Items from a data source
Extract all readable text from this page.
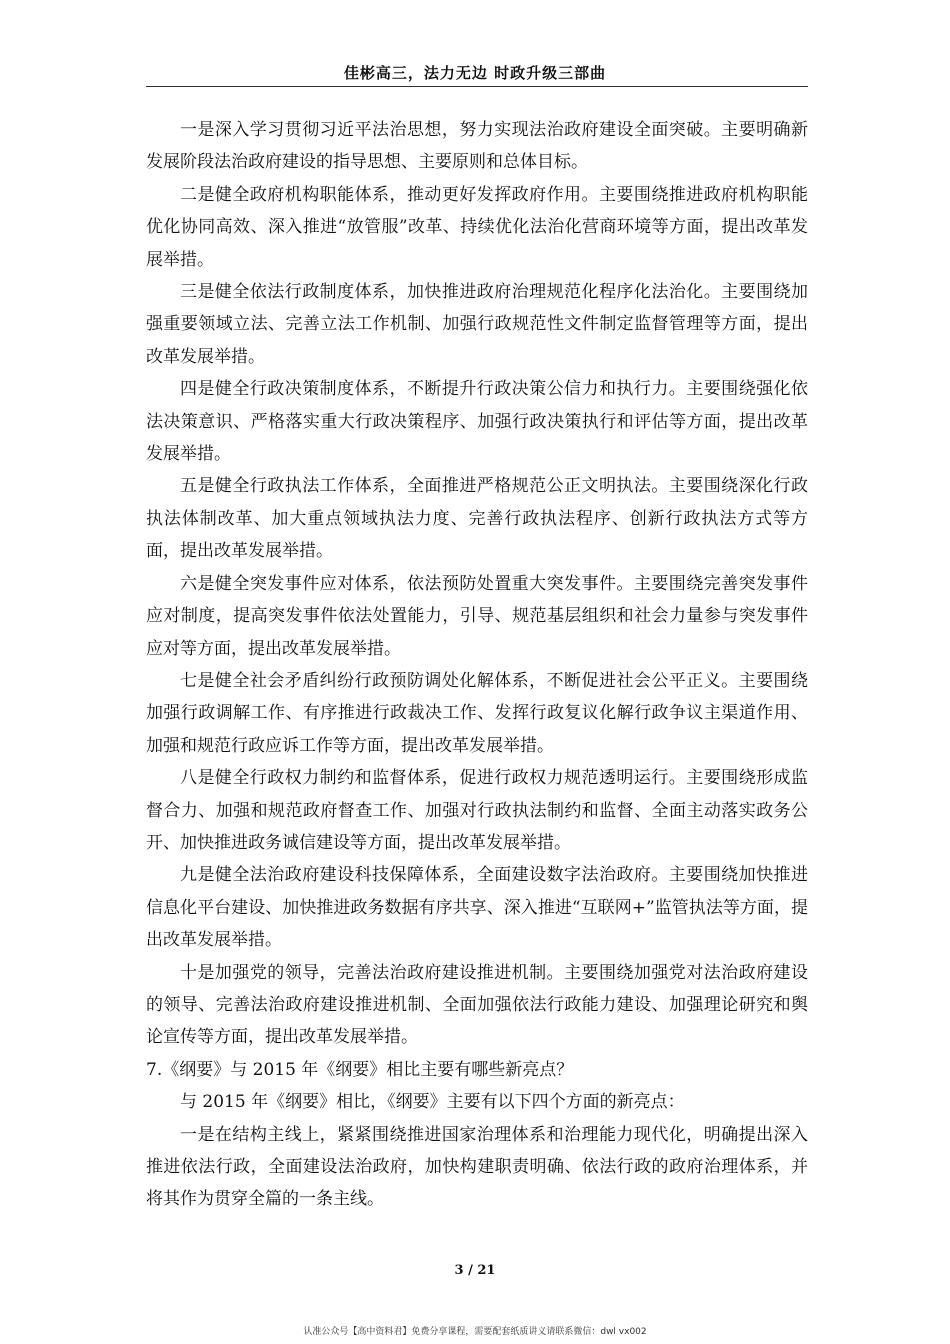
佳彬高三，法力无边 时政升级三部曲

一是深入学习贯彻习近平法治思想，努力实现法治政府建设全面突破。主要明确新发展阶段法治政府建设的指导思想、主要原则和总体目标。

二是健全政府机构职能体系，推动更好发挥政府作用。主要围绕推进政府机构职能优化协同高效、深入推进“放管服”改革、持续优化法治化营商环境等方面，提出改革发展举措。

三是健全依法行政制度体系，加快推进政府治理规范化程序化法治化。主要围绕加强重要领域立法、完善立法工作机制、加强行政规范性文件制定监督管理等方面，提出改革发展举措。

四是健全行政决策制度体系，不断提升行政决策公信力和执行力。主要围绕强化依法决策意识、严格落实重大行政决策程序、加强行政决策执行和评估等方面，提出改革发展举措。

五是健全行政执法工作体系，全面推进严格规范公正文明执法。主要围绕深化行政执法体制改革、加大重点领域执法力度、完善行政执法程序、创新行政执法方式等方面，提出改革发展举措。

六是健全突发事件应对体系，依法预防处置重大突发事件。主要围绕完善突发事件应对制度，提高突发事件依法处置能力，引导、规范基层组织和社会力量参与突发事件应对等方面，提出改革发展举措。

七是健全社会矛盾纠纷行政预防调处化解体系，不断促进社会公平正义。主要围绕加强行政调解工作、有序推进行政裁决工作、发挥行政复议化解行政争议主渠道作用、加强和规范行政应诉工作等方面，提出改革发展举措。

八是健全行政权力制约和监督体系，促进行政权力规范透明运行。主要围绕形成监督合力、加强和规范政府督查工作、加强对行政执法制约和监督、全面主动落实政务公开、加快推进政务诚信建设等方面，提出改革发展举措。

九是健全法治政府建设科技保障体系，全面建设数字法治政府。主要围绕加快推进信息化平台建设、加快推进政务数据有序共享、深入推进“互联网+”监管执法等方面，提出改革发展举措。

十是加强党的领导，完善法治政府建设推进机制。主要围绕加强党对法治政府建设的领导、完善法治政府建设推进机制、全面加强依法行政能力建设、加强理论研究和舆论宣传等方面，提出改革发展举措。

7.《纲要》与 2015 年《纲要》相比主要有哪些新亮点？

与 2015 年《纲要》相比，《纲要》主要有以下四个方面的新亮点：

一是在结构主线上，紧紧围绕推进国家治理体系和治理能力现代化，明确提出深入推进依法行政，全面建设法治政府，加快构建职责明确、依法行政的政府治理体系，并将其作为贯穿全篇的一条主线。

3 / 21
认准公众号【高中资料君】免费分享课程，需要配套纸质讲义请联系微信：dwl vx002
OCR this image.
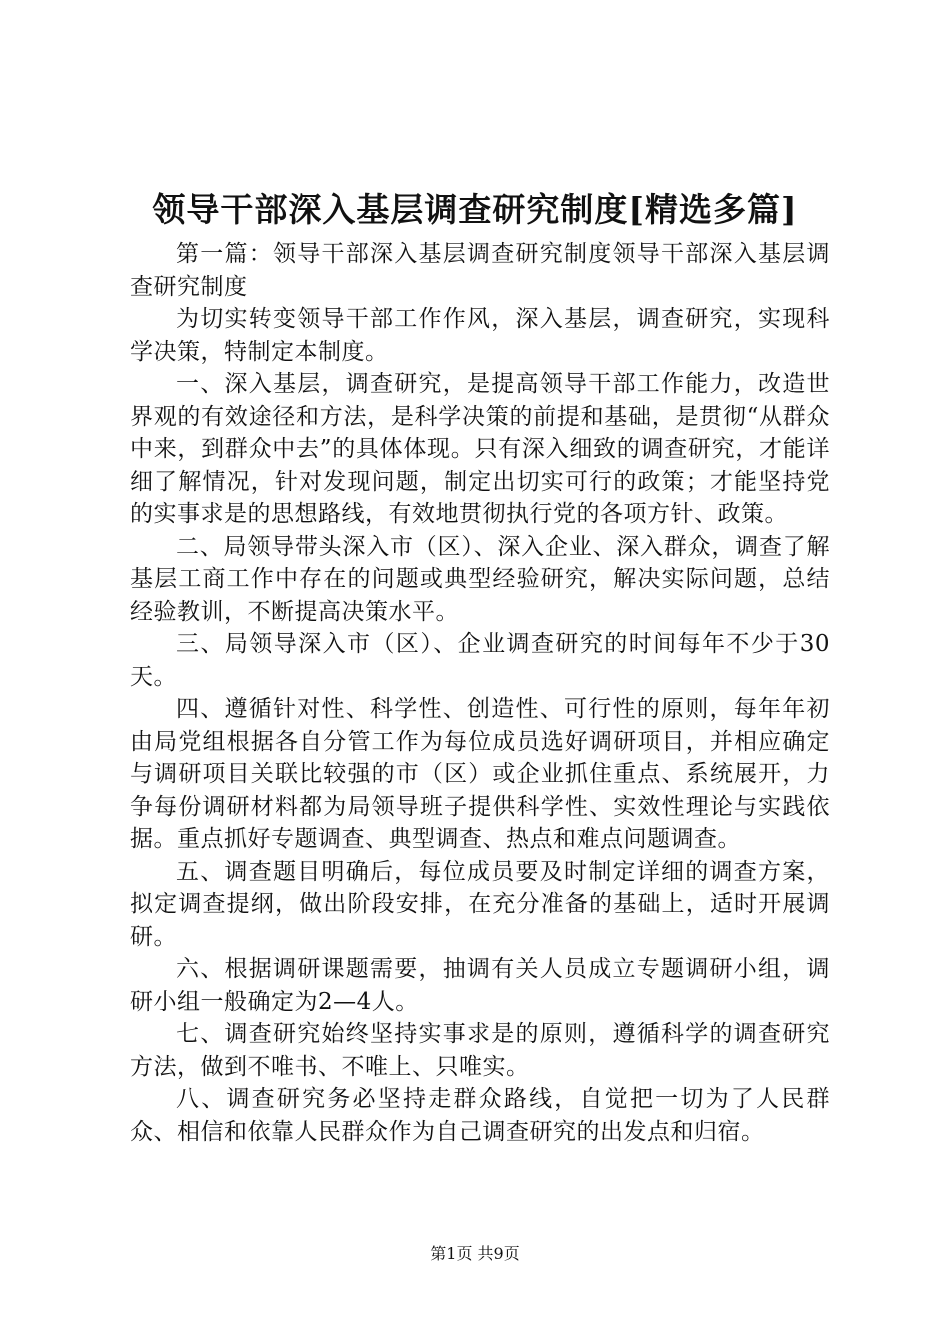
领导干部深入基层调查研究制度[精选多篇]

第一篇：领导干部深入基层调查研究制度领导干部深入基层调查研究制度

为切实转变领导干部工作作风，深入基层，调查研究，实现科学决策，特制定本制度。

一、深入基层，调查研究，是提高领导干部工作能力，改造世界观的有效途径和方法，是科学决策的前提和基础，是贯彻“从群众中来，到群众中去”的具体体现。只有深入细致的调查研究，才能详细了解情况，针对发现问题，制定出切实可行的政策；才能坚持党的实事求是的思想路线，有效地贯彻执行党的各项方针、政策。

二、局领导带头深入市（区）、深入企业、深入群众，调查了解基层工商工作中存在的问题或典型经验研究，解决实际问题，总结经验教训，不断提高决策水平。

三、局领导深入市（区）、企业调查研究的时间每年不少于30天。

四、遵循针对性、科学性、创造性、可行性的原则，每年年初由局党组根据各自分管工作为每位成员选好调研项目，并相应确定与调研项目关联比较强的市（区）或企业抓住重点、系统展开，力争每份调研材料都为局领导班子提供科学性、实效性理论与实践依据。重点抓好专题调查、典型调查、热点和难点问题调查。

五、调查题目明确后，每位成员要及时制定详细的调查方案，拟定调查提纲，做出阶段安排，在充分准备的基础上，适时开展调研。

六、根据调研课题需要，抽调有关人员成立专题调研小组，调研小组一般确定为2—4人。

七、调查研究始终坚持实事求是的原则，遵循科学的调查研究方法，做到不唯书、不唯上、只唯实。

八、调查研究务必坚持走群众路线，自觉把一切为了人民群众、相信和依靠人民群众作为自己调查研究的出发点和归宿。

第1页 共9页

Problem details
Retype the entries word for word. Omit any images.

Solved exercise
Extract all readable text from this page.
佳彬高三，法力无边 时政升级三部曲

一是深入学习贯彻习近平法治思想，努力实现法治政府建设全面突破。主要明确新发展阶段法治政府建设的指导思想、主要原则和总体目标。

二是健全政府机构职能体系，推动更好发挥政府作用。主要围绕推进政府机构职能优化协同高效、深入推进“放管服”改革、持续优化法治化营商环境等方面，提出改革发展举措。

三是健全依法行政制度体系，加快推进政府治理规范化程序化法治化。主要围绕加强重要领域立法、完善立法工作机制、加强行政规范性文件制定监督管理等方面，提出改革发展举措。

四是健全行政决策制度体系，不断提升行政决策公信力和执行力。主要围绕强化依法决策意识、严格落实重大行政决策程序、加强行政决策执行和评估等方面，提出改革发展举措。

五是健全行政执法工作体系，全面推进严格规范公正文明执法。主要围绕深化行政执法体制改革、加大重点领域执法力度、完善行政执法程序、创新行政执法方式等方面，提出改革发展举措。

六是健全突发事件应对体系，依法预防处置重大突发事件。主要围绕完善突发事件应对制度，提高突发事件依法处置能力，引导、规范基层组织和社会力量参与突发事件应对等方面，提出改革发展举措。

七是健全社会矛盾纠纷行政预防调处化解体系，不断促进社会公平正义。主要围绕加强行政调解工作、有序推进行政裁决工作、发挥行政复议化解行政争议主渠道作用、加强和规范行政应诉工作等方面，提出改革发展举措。

八是健全行政权力制约和监督体系，促进行政权力规范透明运行。主要围绕形成监督合力、加强和规范政府督查工作、加强对行政执法制约和监督、全面主动落实政务公开、加快推进政务诚信建设等方面，提出改革发展举措。

九是健全法治政府建设科技保障体系，全面建设数字法治政府。主要围绕加快推进信息化平台建设、加快推进政务数据有序共享、深入推进“互联网+”监管执法等方面，提出改革发展举措。

十是加强党的领导，完善法治政府建设推进机制。主要围绕加强党对法治政府建设的领导、完善法治政府建设推进机制、全面加强依法行政能力建设、加强理论研究和舆论宣传等方面，提出改革发展举措。

7.《纲要》与 2015 年《纲要》相比主要有哪些新亮点？

与 2015 年《纲要》相比，《纲要》主要有以下四个方面的新亮点：

一是在结构主线上，紧紧围绕推进国家治理体系和治理能力现代化，明确提出深入推进依法行政，全面建设法治政府，加快构建职责明确、依法行政的政府治理体系，并将其作为贯穿全篇的一条主线。

3 / 21
认准公众号【高中资料君】免费分享课程，需要配套纸质讲义请联系微信：dwl vx002
OCR this image.
领导干部深入基层调查研究制度[精选多篇]

第一篇：领导干部深入基层调查研究制度领导干部深入基层调查研究制度

为切实转变领导干部工作作风，深入基层，调查研究，实现科学决策，特制定本制度。

一、深入基层，调查研究，是提高领导干部工作能力，改造世界观的有效途径和方法，是科学决策的前提和基础，是贯彻“从群众中来，到群众中去”的具体体现。只有深入细致的调查研究，才能详细了解情况，针对发现问题，制定出切实可行的政策；才能坚持党的实事求是的思想路线，有效地贯彻执行党的各项方针、政策。

二、局领导带头深入市（区）、深入企业、深入群众，调查了解基层工商工作中存在的问题或典型经验研究，解决实际问题，总结经验教训，不断提高决策水平。

三、局领导深入市（区）、企业调查研究的时间每年不少于30天。

四、遵循针对性、科学性、创造性、可行性的原则，每年年初由局党组根据各自分管工作为每位成员选好调研项目，并相应确定与调研项目关联比较强的市（区）或企业抓住重点、系统展开，力争每份调研材料都为局领导班子提供科学性、实效性理论与实践依据。重点抓好专题调查、典型调查、热点和难点问题调查。

五、调查题目明确后，每位成员要及时制定详细的调查方案，拟定调查提纲，做出阶段安排，在充分准备的基础上，适时开展调研。

六、根据调研课题需要，抽调有关人员成立专题调研小组，调研小组一般确定为2—4人。

七、调查研究始终坚持实事求是的原则，遵循科学的调查研究方法，做到不唯书、不唯上、只唯实。

八、调查研究务必坚持走群众路线，自觉把一切为了人民群众、相信和依靠人民群众作为自己调查研究的出发点和归宿。

第1页 共9页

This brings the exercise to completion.